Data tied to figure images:
——————————
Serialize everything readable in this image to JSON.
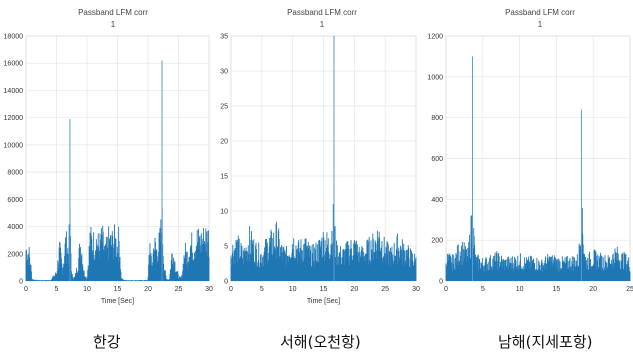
{
  "chart_data": [
    {
      "type": "line",
      "title": "Passband LFM corr",
      "subtitle": "1",
      "xlabel": "Time [Sec]",
      "ylabel": "",
      "xlim": [
        0,
        30
      ],
      "ylim": [
        0,
        18000
      ],
      "xticks": [
        "0",
        "5",
        "10",
        "15",
        "20",
        "25",
        "30"
      ],
      "yticks": [
        "0",
        "2000",
        "4000",
        "6000",
        "8000",
        "10000",
        "12000",
        "14000",
        "16000",
        "18000"
      ],
      "grid": true,
      "color": "#1f77b4",
      "caption": "한강",
      "series": [
        {
          "x": [
            0,
            0.5,
            0.8,
            1,
            1.5,
            2,
            2.5,
            3,
            4,
            5,
            5.5,
            6,
            6.5,
            7,
            7.2,
            7.5,
            8,
            8.5,
            9,
            9.5,
            10,
            10.5,
            11,
            11.5,
            12,
            12.5,
            13,
            13.5,
            14,
            14.5,
            15,
            15.3,
            15.6,
            16,
            17,
            18,
            19,
            20,
            20.3,
            20.6,
            21,
            21.5,
            22,
            22.3,
            22.6,
            23,
            23.5,
            24,
            24.5,
            25,
            25.5,
            26,
            26.5,
            27,
            27.5,
            28,
            28.5,
            29,
            29.5,
            30
          ],
          "y": [
            3300,
            2800,
            1500,
            200,
            100,
            80,
            80,
            80,
            80,
            800,
            3200,
            1200,
            4000,
            3000,
            11900,
            600,
            300,
            1800,
            4000,
            900,
            200,
            4300,
            3800,
            4200,
            3500,
            4400,
            2800,
            4100,
            3900,
            4200,
            3600,
            4400,
            300,
            100,
            80,
            80,
            80,
            100,
            4000,
            1400,
            3800,
            3000,
            4200,
            16200,
            1800,
            200,
            150,
            3200,
            1600,
            400,
            300,
            3000,
            2600,
            3800,
            3500,
            4300,
            4000,
            4200,
            4500,
            4400
          ]
        }
      ]
    },
    {
      "type": "line",
      "title": "Passband LFM corr",
      "subtitle": "1",
      "xlabel": "Time [Sec]",
      "ylabel": "",
      "xlim": [
        0,
        30
      ],
      "ylim": [
        0,
        35
      ],
      "xticks": [
        "0",
        "5",
        "10",
        "15",
        "20",
        "25",
        "30"
      ],
      "yticks": [
        "0",
        "5",
        "10",
        "15",
        "20",
        "25",
        "30",
        "35"
      ],
      "grid": true,
      "color": "#1f77b4",
      "caption": "서해(오천항)",
      "series": [
        {
          "x": [
            0,
            1,
            2,
            3,
            4,
            5,
            6,
            7,
            7.5,
            8,
            9,
            10,
            11,
            12,
            13,
            14,
            15,
            16,
            16.7,
            17,
            18,
            19,
            20,
            21,
            22,
            23,
            24,
            25,
            26,
            27,
            28,
            29,
            30
          ],
          "y": [
            6,
            7,
            5,
            8,
            6,
            5,
            7,
            8,
            9,
            6,
            5,
            8,
            6,
            7,
            5,
            6,
            8,
            7,
            35,
            6,
            5,
            6,
            7,
            5,
            6,
            7,
            9,
            6,
            5,
            7,
            6,
            5,
            4
          ]
        }
      ]
    },
    {
      "type": "line",
      "title": "Passband LFM corr",
      "subtitle": "1",
      "xlabel": "",
      "ylabel": "",
      "xlim": [
        0,
        25
      ],
      "ylim": [
        0,
        1200
      ],
      "xticks": [
        "0",
        "5",
        "10",
        "15",
        "20",
        "25"
      ],
      "yticks": [
        "0",
        "200",
        "400",
        "600",
        "800",
        "1000",
        "1200"
      ],
      "grid": true,
      "color": "#1f77b4",
      "caption": "남해(지세포항)",
      "series": [
        {
          "x": [
            0,
            1,
            2,
            3,
            3.6,
            4,
            5,
            6,
            7,
            8,
            9,
            10,
            11,
            12,
            13,
            14,
            15,
            16,
            17,
            18,
            18.4,
            19,
            20,
            21,
            22,
            23,
            24,
            25
          ],
          "y": [
            150,
            130,
            220,
            160,
            1100,
            140,
            120,
            130,
            150,
            120,
            130,
            140,
            120,
            130,
            110,
            140,
            130,
            120,
            130,
            140,
            840,
            130,
            160,
            140,
            130,
            180,
            150,
            120
          ]
        }
      ]
    }
  ]
}
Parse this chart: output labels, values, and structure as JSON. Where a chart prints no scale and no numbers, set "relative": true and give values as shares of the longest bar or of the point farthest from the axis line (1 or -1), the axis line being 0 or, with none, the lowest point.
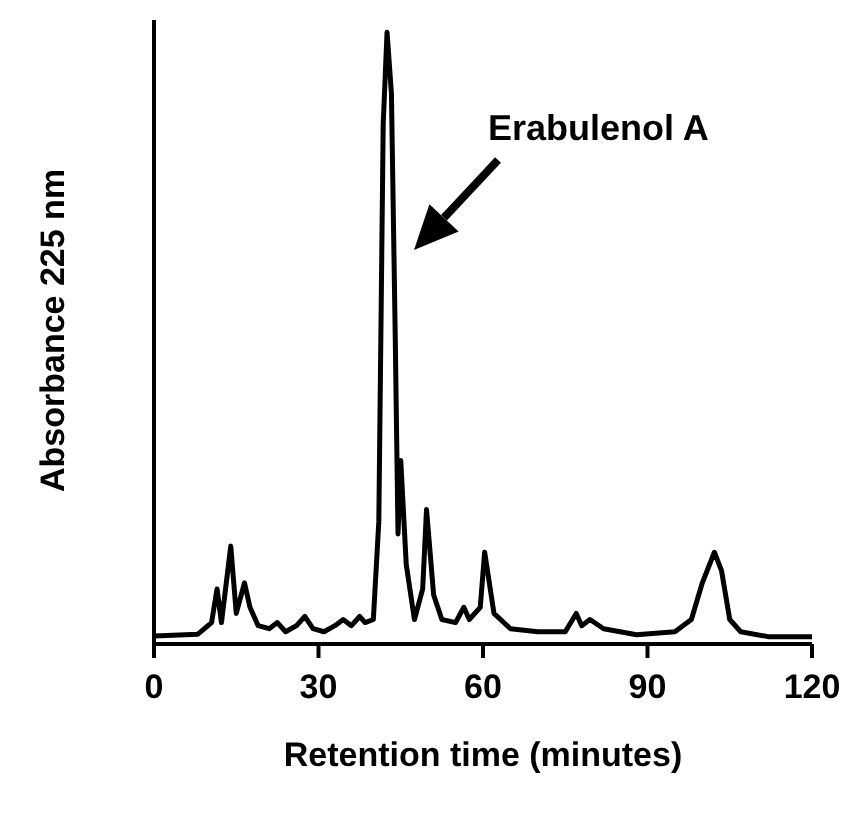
{
  "chart_data": {
    "type": "line",
    "relative": true,
    "xlabel": "Retention time (minutes)",
    "ylabel": "Absorbance 225 nm",
    "xlim": [
      0,
      120
    ],
    "xticks": [
      0,
      30,
      60,
      90,
      120
    ],
    "legend": false,
    "marker": "none",
    "annotations": [
      "Erabulenol A"
    ],
    "x": [
      0,
      8,
      10.5,
      11.5,
      12.3,
      14,
      15,
      16.5,
      17.5,
      19,
      21,
      22.5,
      24,
      26,
      27.5,
      29,
      31,
      33,
      34.5,
      36,
      37.5,
      38.5,
      40,
      41,
      41.8,
      42.5,
      43.3,
      44,
      44.5,
      45,
      46,
      47.5,
      49,
      49.7,
      51,
      52.5,
      55,
      56.5,
      57.5,
      59.5,
      60.3,
      62,
      65,
      70,
      75,
      77,
      78,
      79.5,
      82,
      88,
      95,
      98,
      100,
      102.2,
      103.5,
      105,
      107,
      112,
      120
    ],
    "series": [
      {
        "color": "#000000",
        "values": [
          0.013,
          0.016,
          0.035,
          0.09,
          0.035,
          0.16,
          0.05,
          0.1,
          0.06,
          0.03,
          0.025,
          0.035,
          0.02,
          0.03,
          0.045,
          0.025,
          0.02,
          0.03,
          0.04,
          0.03,
          0.045,
          0.035,
          0.04,
          0.2,
          0.85,
          1.0,
          0.9,
          0.5,
          0.18,
          0.3,
          0.13,
          0.04,
          0.09,
          0.22,
          0.08,
          0.04,
          0.035,
          0.06,
          0.04,
          0.06,
          0.15,
          0.05,
          0.025,
          0.02,
          0.02,
          0.05,
          0.03,
          0.04,
          0.025,
          0.015,
          0.02,
          0.04,
          0.1,
          0.15,
          0.12,
          0.04,
          0.02,
          0.012,
          0.012
        ]
      }
    ]
  }
}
——————————
» **Challenge**:
List each line of the records that holds the string "caption".

» **Output for this task**:
      "caption": "한강",
      "caption": "서해(오천항)",
      "caption": "남해(지세포항)",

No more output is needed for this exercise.